[Start SUPPLIED RECORDS]

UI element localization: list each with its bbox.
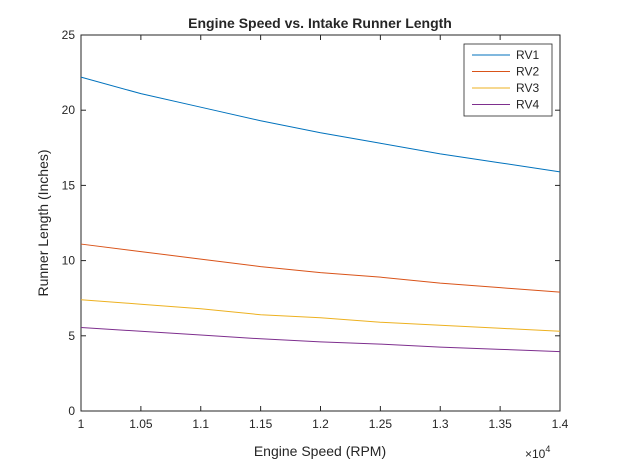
- y-tick-label: 15: [62, 178, 76, 192]
- y-tick-label: 0: [68, 404, 75, 418]
- x-tick-label: 1.35: [488, 417, 512, 431]
- x-tick-label: 1.25: [369, 417, 393, 431]
- x-axis-exponent-base: ×10: [525, 447, 546, 461]
- y-tick-label: 5: [68, 329, 75, 343]
- x-axis-ticks: 1 1.05 1.1 1.15 1.2 1.25 1.3 1.35 1.4: [78, 35, 569, 431]
- x-tick-label: 1.4: [552, 417, 569, 431]
- x-tick-label: 1.15: [249, 417, 273, 431]
- y-axis-ticks: 0 5 10 15 20 25: [62, 28, 560, 418]
- legend-label-rv1: RV1: [516, 48, 539, 62]
- x-axis-exponent: ×104: [525, 444, 550, 461]
- y-axis-label: Runner Length (Inches): [35, 149, 51, 296]
- y-tick-label: 25: [62, 28, 76, 42]
- chart-title: Engine Speed vs. Intake Runner Length: [188, 15, 452, 31]
- legend-label-rv4: RV4: [516, 98, 539, 112]
- series-layer: [80, 76, 561, 353]
- series-line-rv1: [80, 76, 561, 173]
- y-tick-label: 10: [62, 254, 76, 268]
- x-axis-label: Engine Speed (RPM): [254, 443, 386, 459]
- x-tick-label: 1.05: [129, 417, 153, 431]
- x-tick-label: 1: [78, 417, 85, 431]
- legend-label-rv3: RV3: [516, 81, 539, 95]
- x-tick-label: 1.3: [432, 417, 449, 431]
- series-line-rv3: [80, 299, 561, 332]
- x-tick-label: 1.2: [312, 417, 329, 431]
- legend: RV1 RV2 RV3 RV4: [463, 43, 553, 117]
- x-tick-label: 1.1: [192, 417, 209, 431]
- x-axis-exponent-power: 4: [545, 444, 550, 454]
- series-line-rv4: [80, 327, 561, 353]
- y-tick-label: 20: [62, 103, 76, 117]
- series-line-rv2: [80, 243, 561, 293]
- legend-label-rv2: RV2: [516, 65, 539, 79]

[End SUPPLIED RECORDS]

> _TASK PROMPT_:
Rewrite the listing with every "Engine Speed" changed to "Crankshaft Speed" and all else unchanged. Leave the picture out of your answer.

> _RESULT FOR THIS TASK_:
UI element localization: list each with its bbox.
- y-tick-label: 15: [62, 178, 76, 192]
- y-tick-label: 0: [68, 404, 75, 418]
- x-tick-label: 1.35: [488, 417, 512, 431]
- x-tick-label: 1.25: [369, 417, 393, 431]
- x-axis-exponent-base: ×10: [525, 447, 546, 461]
- y-tick-label: 5: [68, 329, 75, 343]
- x-axis-ticks: 1 1.05 1.1 1.15 1.2 1.25 1.3 1.35 1.4: [78, 35, 569, 431]
- x-tick-label: 1.4: [552, 417, 569, 431]
- x-tick-label: 1.15: [249, 417, 273, 431]
- y-axis-ticks: 0 5 10 15 20 25: [62, 28, 560, 418]
- legend-label-rv1: RV1: [516, 48, 539, 62]
- x-axis-exponent: ×104: [525, 444, 550, 461]
- y-axis-label: Runner Length (Inches): [35, 149, 51, 296]
- y-tick-label: 25: [62, 28, 76, 42]
- chart-title: Crankshaft Speed vs. Intake Runner Length: [188, 15, 452, 31]
- legend-label-rv4: RV4: [516, 98, 539, 112]
- series-layer: [80, 76, 561, 353]
- series-line-rv1: [80, 76, 561, 173]
- y-tick-label: 10: [62, 254, 76, 268]
- x-axis-label: Crankshaft Speed (RPM): [254, 443, 386, 459]
- x-tick-label: 1.05: [129, 417, 153, 431]
- x-tick-label: 1: [78, 417, 85, 431]
- legend-label-rv3: RV3: [516, 81, 539, 95]
- x-tick-label: 1.3: [432, 417, 449, 431]
- series-line-rv3: [80, 299, 561, 332]
- x-tick-label: 1.2: [312, 417, 329, 431]
- legend: RV1 RV2 RV3 RV4: [463, 43, 553, 117]
- x-tick-label: 1.1: [192, 417, 209, 431]
- x-axis-exponent-power: 4: [545, 444, 550, 454]
- series-line-rv4: [80, 327, 561, 353]
- y-tick-label: 20: [62, 103, 76, 117]
- series-line-rv2: [80, 243, 561, 293]
- legend-label-rv2: RV2: [516, 65, 539, 79]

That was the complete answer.